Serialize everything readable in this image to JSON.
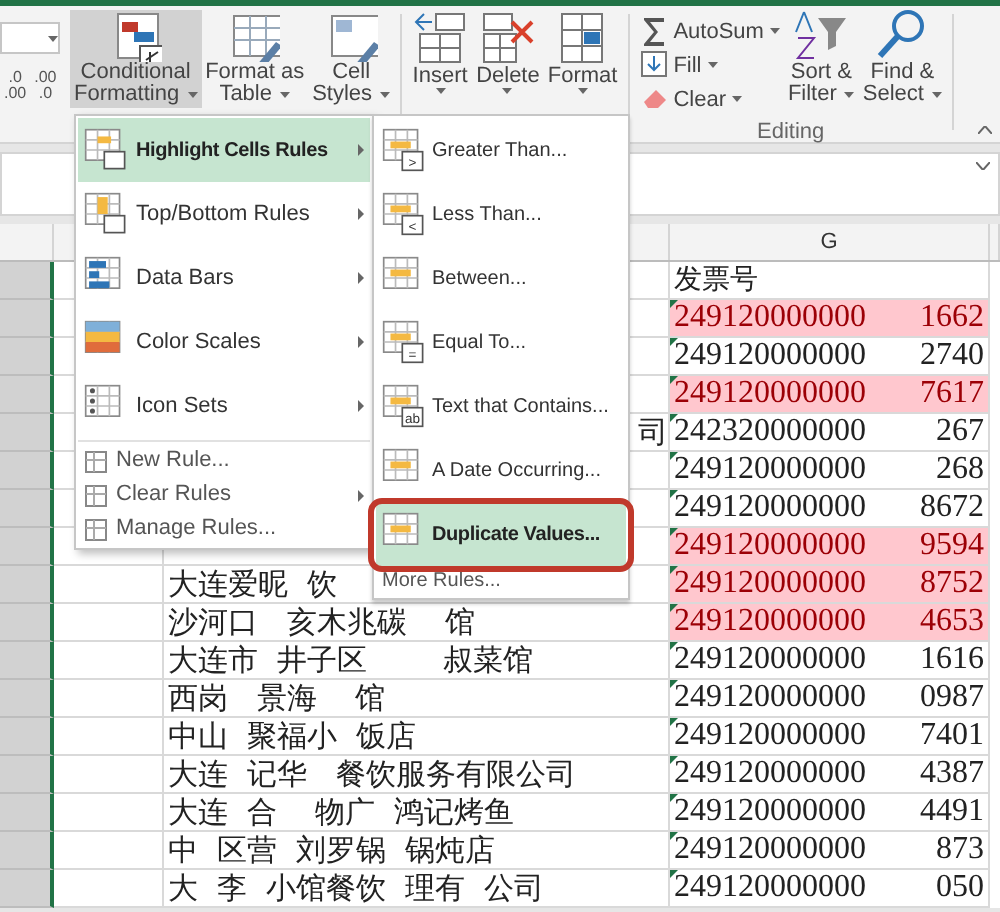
{
  "ribbon": {
    "decimal_buttons": [
      {
        "top": ".0",
        "bottom": ".00"
      },
      {
        "top": ".00",
        "bottom": ".0"
      }
    ],
    "styles_group": [
      {
        "lines": [
          "Conditional",
          "Formatting"
        ],
        "selected": true
      },
      {
        "lines": [
          "Format as",
          "Table"
        ],
        "selected": false
      },
      {
        "lines": [
          "Cell",
          "Styles"
        ],
        "selected": false
      }
    ],
    "cells_group": [
      {
        "label": "Insert"
      },
      {
        "label": "Delete"
      },
      {
        "label": "Format"
      }
    ],
    "editing": {
      "small_buttons": [
        {
          "label": "AutoSum",
          "kind": "sum"
        },
        {
          "label": "Fill",
          "kind": "fill"
        },
        {
          "label": "Clear",
          "kind": "clear"
        }
      ],
      "big_buttons": [
        {
          "lines": [
            "Sort &",
            "Filter"
          ],
          "kind": "sort"
        },
        {
          "lines": [
            "Find &",
            "Select"
          ],
          "kind": "find"
        }
      ],
      "label": "Editing"
    }
  },
  "sheet": {
    "column_header": "G",
    "header_cell": "发票号",
    "rows": [
      {
        "prefix": "249120000000",
        "suffix": "1662",
        "duplicate": true
      },
      {
        "prefix": "249120000000",
        "suffix": "2740",
        "duplicate": false
      },
      {
        "prefix": "249120000000",
        "suffix": "7617",
        "duplicate": true
      },
      {
        "prefix": "242320000000",
        "suffix": "267",
        "duplicate": false,
        "name_tail": "司"
      },
      {
        "prefix": "249120000000",
        "suffix": "268",
        "duplicate": false
      },
      {
        "prefix": "249120000000",
        "suffix": "8672",
        "duplicate": false
      },
      {
        "prefix": "249120000000",
        "suffix": "9594",
        "duplicate": true
      },
      {
        "prefix": "249120000000",
        "suffix": "8752",
        "duplicate": true,
        "name": "大连爱昵  饮"
      },
      {
        "prefix": "249120000000",
        "suffix": "4653",
        "duplicate": true,
        "name": "沙河口   亥木兆碳    馆"
      },
      {
        "prefix": "249120000000",
        "suffix": "1616",
        "duplicate": false,
        "name": "大连市  井子区        叔菜馆"
      },
      {
        "prefix": "249120000000",
        "suffix": "0987",
        "duplicate": false,
        "name": "西岗   景海    馆"
      },
      {
        "prefix": "249120000000",
        "suffix": "7401",
        "duplicate": false,
        "name": "中山  聚福小  饭店"
      },
      {
        "prefix": "249120000000",
        "suffix": "4387",
        "duplicate": false,
        "name": "大连  记华   餐饮服务有限公司"
      },
      {
        "prefix": "249120000000",
        "suffix": "4491",
        "duplicate": false,
        "name": "大连  合    物广  鸿记烤鱼"
      },
      {
        "prefix": "249120000000",
        "suffix": "873",
        "duplicate": false,
        "name": "中  区营  刘罗锅  锅炖店"
      },
      {
        "prefix": "249120000000",
        "suffix": "050",
        "duplicate": false,
        "name": "大  李  小馆餐饮  理有  公司"
      }
    ]
  },
  "menu": {
    "items": [
      {
        "label": "Highlight Cells Rules",
        "kind": "large",
        "has_submenu": true,
        "selected": true
      },
      {
        "label": "Top/Bottom Rules",
        "kind": "large",
        "has_submenu": true,
        "selected": false
      },
      {
        "label": "Data Bars",
        "kind": "large",
        "has_submenu": true,
        "selected": false
      },
      {
        "label": "Color Scales",
        "kind": "large",
        "has_submenu": true,
        "selected": false
      },
      {
        "label": "Icon Sets",
        "kind": "large",
        "has_submenu": true,
        "selected": false
      },
      {
        "label": "New Rule...",
        "kind": "small",
        "has_submenu": false,
        "selected": false
      },
      {
        "label": "Clear Rules",
        "kind": "small",
        "has_submenu": true,
        "selected": false
      },
      {
        "label": "Manage Rules...",
        "kind": "small",
        "has_submenu": false,
        "selected": false
      }
    ]
  },
  "submenu": {
    "items": [
      {
        "label": "Greater Than...",
        "kind": "large",
        "selected": false,
        "annotated": false,
        "sign": ">"
      },
      {
        "label": "Less Than...",
        "kind": "large",
        "selected": false,
        "annotated": false,
        "sign": "<"
      },
      {
        "label": "Between...",
        "kind": "large",
        "selected": false,
        "annotated": false
      },
      {
        "label": "Equal To...",
        "kind": "large",
        "selected": false,
        "annotated": false,
        "sign": "="
      },
      {
        "label": "Text that Contains...",
        "kind": "large",
        "selected": false,
        "annotated": false,
        "sign": "ab"
      },
      {
        "label": "A Date Occurring...",
        "kind": "large",
        "selected": false,
        "annotated": false
      },
      {
        "label": "Duplicate Values...",
        "kind": "large",
        "selected": true,
        "annotated": true
      },
      {
        "label": "More Rules...",
        "kind": "small",
        "selected": false,
        "annotated": false
      }
    ]
  }
}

> Task requirements: Every record above should reappear exactly, with the pictures gone.

> Solution below:
Serialize everything readable in this image to JSON.
{
  "ribbon": {
    "decimal_buttons": [
      {
        "top": ".0",
        "bottom": ".00"
      },
      {
        "top": ".00",
        "bottom": ".0"
      }
    ],
    "styles_group": [
      {
        "lines": [
          "Conditional",
          "Formatting"
        ],
        "selected": true
      },
      {
        "lines": [
          "Format as",
          "Table"
        ],
        "selected": false
      },
      {
        "lines": [
          "Cell",
          "Styles"
        ],
        "selected": false
      }
    ],
    "cells_group": [
      {
        "label": "Insert"
      },
      {
        "label": "Delete"
      },
      {
        "label": "Format"
      }
    ],
    "editing": {
      "small_buttons": [
        {
          "label": "AutoSum",
          "kind": "sum"
        },
        {
          "label": "Fill",
          "kind": "fill"
        },
        {
          "label": "Clear",
          "kind": "clear"
        }
      ],
      "big_buttons": [
        {
          "lines": [
            "Sort &",
            "Filter"
          ],
          "kind": "sort"
        },
        {
          "lines": [
            "Find &",
            "Select"
          ],
          "kind": "find"
        }
      ],
      "label": "Editing"
    }
  },
  "sheet": {
    "column_header": "G",
    "header_cell": "发票号",
    "rows": [
      {
        "prefix": "249120000000",
        "suffix": "1662",
        "duplicate": true
      },
      {
        "prefix": "249120000000",
        "suffix": "2740",
        "duplicate": false
      },
      {
        "prefix": "249120000000",
        "suffix": "7617",
        "duplicate": true
      },
      {
        "prefix": "242320000000",
        "suffix": "267",
        "duplicate": false,
        "name_tail": "司"
      },
      {
        "prefix": "249120000000",
        "suffix": "268",
        "duplicate": false
      },
      {
        "prefix": "249120000000",
        "suffix": "8672",
        "duplicate": false
      },
      {
        "prefix": "249120000000",
        "suffix": "9594",
        "duplicate": true
      },
      {
        "prefix": "249120000000",
        "suffix": "8752",
        "duplicate": true,
        "name": "大连爱昵  饮"
      },
      {
        "prefix": "249120000000",
        "suffix": "4653",
        "duplicate": true,
        "name": "沙河口   亥木兆碳    馆"
      },
      {
        "prefix": "249120000000",
        "suffix": "1616",
        "duplicate": false,
        "name": "大连市  井子区        叔菜馆"
      },
      {
        "prefix": "249120000000",
        "suffix": "0987",
        "duplicate": false,
        "name": "西岗   景海    馆"
      },
      {
        "prefix": "249120000000",
        "suffix": "7401",
        "duplicate": false,
        "name": "中山  聚福小  饭店"
      },
      {
        "prefix": "249120000000",
        "suffix": "4387",
        "duplicate": false,
        "name": "大连  记华   餐饮服务有限公司"
      },
      {
        "prefix": "249120000000",
        "suffix": "4491",
        "duplicate": false,
        "name": "大连  合    物广  鸿记烤鱼"
      },
      {
        "prefix": "249120000000",
        "suffix": "873",
        "duplicate": false,
        "name": "中  区营  刘罗锅  锅炖店"
      },
      {
        "prefix": "249120000000",
        "suffix": "050",
        "duplicate": false,
        "name": "大  李  小馆餐饮  理有  公司"
      }
    ]
  },
  "menu": {
    "items": [
      {
        "label": "Highlight Cells Rules",
        "kind": "large",
        "has_submenu": true,
        "selected": true
      },
      {
        "label": "Top/Bottom Rules",
        "kind": "large",
        "has_submenu": true,
        "selected": false
      },
      {
        "label": "Data Bars",
        "kind": "large",
        "has_submenu": true,
        "selected": false
      },
      {
        "label": "Color Scales",
        "kind": "large",
        "has_submenu": true,
        "selected": false
      },
      {
        "label": "Icon Sets",
        "kind": "large",
        "has_submenu": true,
        "selected": false
      },
      {
        "label": "New Rule...",
        "kind": "small",
        "has_submenu": false,
        "selected": false
      },
      {
        "label": "Clear Rules",
        "kind": "small",
        "has_submenu": true,
        "selected": false
      },
      {
        "label": "Manage Rules...",
        "kind": "small",
        "has_submenu": false,
        "selected": false
      }
    ]
  },
  "submenu": {
    "items": [
      {
        "label": "Greater Than...",
        "kind": "large",
        "selected": false,
        "annotated": false,
        "sign": ">"
      },
      {
        "label": "Less Than...",
        "kind": "large",
        "selected": false,
        "annotated": false,
        "sign": "<"
      },
      {
        "label": "Between...",
        "kind": "large",
        "selected": false,
        "annotated": false
      },
      {
        "label": "Equal To...",
        "kind": "large",
        "selected": false,
        "annotated": false,
        "sign": "="
      },
      {
        "label": "Text that Contains...",
        "kind": "large",
        "selected": false,
        "annotated": false,
        "sign": "ab"
      },
      {
        "label": "A Date Occurring...",
        "kind": "large",
        "selected": false,
        "annotated": false
      },
      {
        "label": "Duplicate Values...",
        "kind": "large",
        "selected": true,
        "annotated": true
      },
      {
        "label": "More Rules...",
        "kind": "small",
        "selected": false,
        "annotated": false
      }
    ]
  }
}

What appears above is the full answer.